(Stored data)
☆ ☆ ☆ ☆ ☆ ☆ ☆

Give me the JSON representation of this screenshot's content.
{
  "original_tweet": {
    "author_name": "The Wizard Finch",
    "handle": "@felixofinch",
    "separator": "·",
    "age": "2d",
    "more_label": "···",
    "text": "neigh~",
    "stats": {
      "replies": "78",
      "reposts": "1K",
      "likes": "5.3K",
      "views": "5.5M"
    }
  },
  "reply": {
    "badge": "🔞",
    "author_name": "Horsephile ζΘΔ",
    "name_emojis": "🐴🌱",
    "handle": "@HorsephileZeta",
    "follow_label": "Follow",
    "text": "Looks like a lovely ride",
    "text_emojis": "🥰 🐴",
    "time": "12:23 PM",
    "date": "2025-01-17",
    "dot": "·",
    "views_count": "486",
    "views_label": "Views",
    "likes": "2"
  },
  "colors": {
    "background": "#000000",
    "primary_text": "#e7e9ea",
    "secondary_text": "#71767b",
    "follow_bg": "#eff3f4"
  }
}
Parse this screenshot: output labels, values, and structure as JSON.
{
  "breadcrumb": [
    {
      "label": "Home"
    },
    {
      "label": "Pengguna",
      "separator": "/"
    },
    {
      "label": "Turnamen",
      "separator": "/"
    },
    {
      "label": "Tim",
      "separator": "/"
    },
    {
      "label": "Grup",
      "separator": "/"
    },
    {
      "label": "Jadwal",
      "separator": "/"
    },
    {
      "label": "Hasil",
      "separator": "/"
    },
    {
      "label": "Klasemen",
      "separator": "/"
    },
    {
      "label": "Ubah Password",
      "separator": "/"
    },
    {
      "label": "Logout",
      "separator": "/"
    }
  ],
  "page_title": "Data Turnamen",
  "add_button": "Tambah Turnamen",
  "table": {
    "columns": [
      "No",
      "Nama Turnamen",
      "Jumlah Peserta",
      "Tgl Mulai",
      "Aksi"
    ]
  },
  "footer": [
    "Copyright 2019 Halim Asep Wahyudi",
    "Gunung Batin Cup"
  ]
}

☆ ☆ ☆ ☆ ☆ ☆ ☆

▸ **Problem requirements**
Write out each line of the data above again, exactly as given.

▸ **Expected answer**
Give me the JSON representation of this screenshot's content.
{
  "original_tweet": {
    "author_name": "The Wizard Finch",
    "handle": "@felixofinch",
    "separator": "·",
    "age": "2d",
    "more_label": "···",
    "text": "neigh~",
    "stats": {
      "replies": "78",
      "reposts": "1K",
      "likes": "5.3K",
      "views": "5.5M"
    }
  },
  "reply": {
    "badge": "🔞",
    "author_name": "Horsephile ζΘΔ",
    "name_emojis": "🐴🌱",
    "handle": "@HorsephileZeta",
    "follow_label": "Follow",
    "text": "Looks like a lovely ride",
    "text_emojis": "🥰 🐴",
    "time": "12:23 PM",
    "date": "2025-01-17",
    "dot": "·",
    "views_count": "486",
    "views_label": "Views",
    "likes": "2"
  },
  "colors": {
    "background": "#000000",
    "primary_text": "#e7e9ea",
    "secondary_text": "#71767b",
    "follow_bg": "#eff3f4"
  }
}
Parse this screenshot: output labels, values, and structure as JSON.
{
  "breadcrumb": [
    {
      "label": "Home"
    },
    {
      "label": "Pengguna",
      "separator": "/"
    },
    {
      "label": "Turnamen",
      "separator": "/"
    },
    {
      "label": "Tim",
      "separator": "/"
    },
    {
      "label": "Grup",
      "separator": "/"
    },
    {
      "label": "Jadwal",
      "separator": "/"
    },
    {
      "label": "Hasil",
      "separator": "/"
    },
    {
      "label": "Klasemen",
      "separator": "/"
    },
    {
      "label": "Ubah Password",
      "separator": "/"
    },
    {
      "label": "Logout",
      "separator": "/"
    }
  ],
  "page_title": "Data Turnamen",
  "add_button": "Tambah Turnamen",
  "table": {
    "columns": [
      "No",
      "Nama Turnamen",
      "Jumlah Peserta",
      "Tgl Mulai",
      "Aksi"
    ]
  },
  "footer": [
    "Copyright 2019 Halim Asep Wahyudi",
    "Gunung Batin Cup"
  ]
}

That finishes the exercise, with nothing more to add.